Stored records
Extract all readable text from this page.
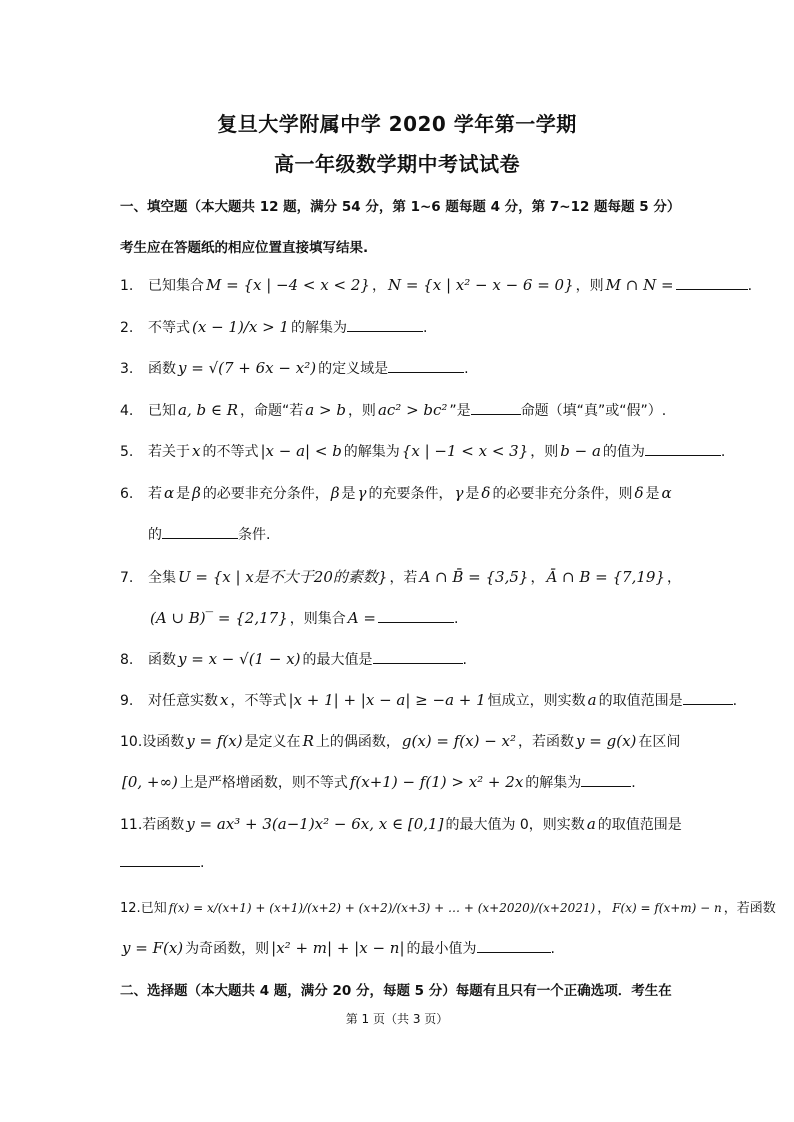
复旦大学附属中学 2020 学年第一学期
高一年级数学期中考试试卷
一、填空题（本大题共 12 题，满分 54 分，第 1~6 题每题 4 分，第 7~12 题每题 5 分）
考生应在答题纸的相应位置直接填写结果.
1. 已知集合 M = {x | −4 < x < 2} ， N = {x | x² − x − 6 = 0} ，则 M ∩ N =	.
2. 不等式 (x − 1)/x > 1 的解集为	.
3. 函数 y = √(7 + 6x − x²) 的定义域是	.
4. 已知 a, b ∈ R ，命题“若 a > b ，则 ac² > bc² ”是	命题（填“真”或“假”）.
5. 若关于 x 的不等式 |x − a| < b 的解集为 {x | −1 < x < 3} ，则 b − a 的值为	.
6. 若 α 是 β 的必要非充分条件， β 是 γ 的充要条件， γ 是 δ 的必要非充分条件，则 δ 是 α
的	条件.
7. 全集 U = {x | x是不大于20的素数} ，若 A ∩ B̄ = {3,5} ， Ā ∩ B = {7,19} ，
(A ∪ B)‾ = {2,17} ，则集合 A =	.
8. 函数 y = x − √(1 − x) 的最大值是	.
9. 对任意实数 x ，不等式 |x + 1| + |x − a| ≥ −a + 1 恒成立，则实数 a 的取值范围是	.
10.设函数 y = f(x) 是定义在 R 上的偶函数， g(x) = f(x) − x² ，若函数 y = g(x) 在区间
[0, +∞) 上是严格增函数，则不等式 f(x+1) − f(1) > x² + 2x 的解集为	.
11.若函数 y = ax³ + 3(a−1)x² − 6x, x ∈ [0,1] 的最大值为 0，则实数 a 的取值范围是
.
12.已知 f(x) = x/(x+1) + (x+1)/(x+2) + (x+2)/(x+3) + … + (x+2020)/(x+2021) ， F(x) = f(x+m) − n ，若函数
y = F(x) 为奇函数，则 |x² + m| + |x − n| 的最小值为	.
二、选择题（本大题共 4 题，满分 20 分，每题 5 分）每题有且只有一个正确选项．考生在
第 1 页（共 3 页）
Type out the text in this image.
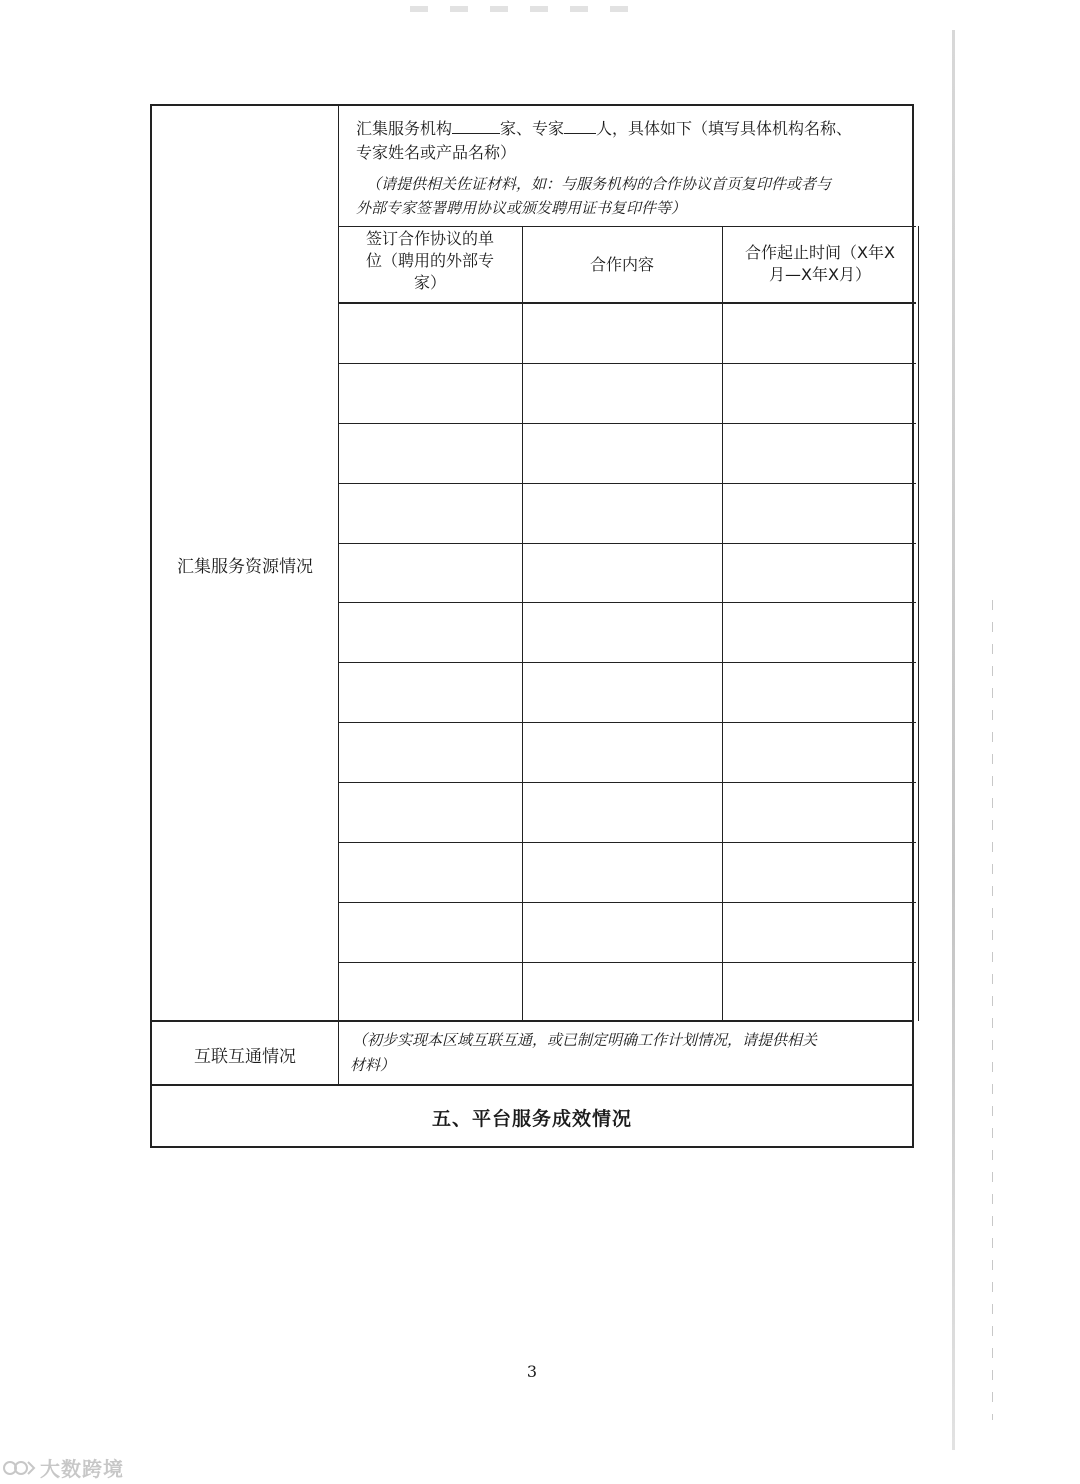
汇集服务机构	家、专家 人，具体如下（填写具体机构名称、
专家姓名或产品名称）
（请提供相关佐证材料，如：与服务机构的合作协议首页复印件或者与
外部专家签署聘用协议或颁发聘用证书复印件等）
签订合作协议的单
位（聘用的外部专
家）
合作内容
合作起止时间（X年X
月—X年X月）
汇集服务资源情况
互联互通情况
（初步实现本区域互联互通，或已制定明确工作计划情况，请提供相关
材料）
五、平台服务成效情况
3
大数跨境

#### TASK PROMPT
All of the entries need to be transcribed word for word; pictures are left out.

#### SOLUTION
Extract all readable text from this page.
复旦大学附属中学 2020 学年第一学期
高一年级数学期中考试试卷
一、填空题（本大题共 12 题，满分 54 分，第 1~6 题每题 4 分，第 7~12 题每题 5 分）
考生应在答题纸的相应位置直接填写结果.
1. 已知集合 M = {x | −4 < x < 2} ， N = {x | x² − x − 6 = 0} ，则 M ∩ N =	.
2. 不等式 (x − 1)/x > 1 的解集为	.
3. 函数 y = √(7 + 6x − x²) 的定义域是	.
4. 已知 a, b ∈ R ，命题“若 a > b ，则 ac² > bc² ”是	命题（填“真”或“假”）.
5. 若关于 x 的不等式 |x − a| < b 的解集为 {x | −1 < x < 3} ，则 b − a 的值为	.
6. 若 α 是 β 的必要非充分条件， β 是 γ 的充要条件， γ 是 δ 的必要非充分条件，则 δ 是 α
的	条件.
7. 全集 U = {x | x是不大于20的素数} ，若 A ∩ B̄ = {3,5} ， Ā ∩ B = {7,19} ，
(A ∪ B)‾ = {2,17} ，则集合 A =	.
8. 函数 y = x − √(1 − x) 的最大值是	.
9. 对任意实数 x ，不等式 |x + 1| + |x − a| ≥ −a + 1 恒成立，则实数 a 的取值范围是	.
10.设函数 y = f(x) 是定义在 R 上的偶函数， g(x) = f(x) − x² ，若函数 y = g(x) 在区间
[0, +∞) 上是严格增函数，则不等式 f(x+1) − f(1) > x² + 2x 的解集为	.
11.若函数 y = ax³ + 3(a−1)x² − 6x, x ∈ [0,1] 的最大值为 0，则实数 a 的取值范围是
.
12.已知 f(x) = x/(x+1) + (x+1)/(x+2) + (x+2)/(x+3) + … + (x+2020)/(x+2021) ， F(x) = f(x+m) − n ，若函数
y = F(x) 为奇函数，则 |x² + m| + |x − n| 的最小值为	.
二、选择题（本大题共 4 题，满分 20 分，每题 5 分）每题有且只有一个正确选项．考生在
第 1 页（共 3 页）
Type out the text in this image.
汇集服务机构	家、专家 人，具体如下（填写具体机构名称、
专家姓名或产品名称）
（请提供相关佐证材料，如：与服务机构的合作协议首页复印件或者与
外部专家签署聘用协议或颁发聘用证书复印件等）
签订合作协议的单
位（聘用的外部专
家）
合作内容
合作起止时间（X年X
月—X年X月）
汇集服务资源情况
互联互通情况
（初步实现本区域互联互通，或已制定明确工作计划情况，请提供相关
材料）
五、平台服务成效情况
3
大数跨境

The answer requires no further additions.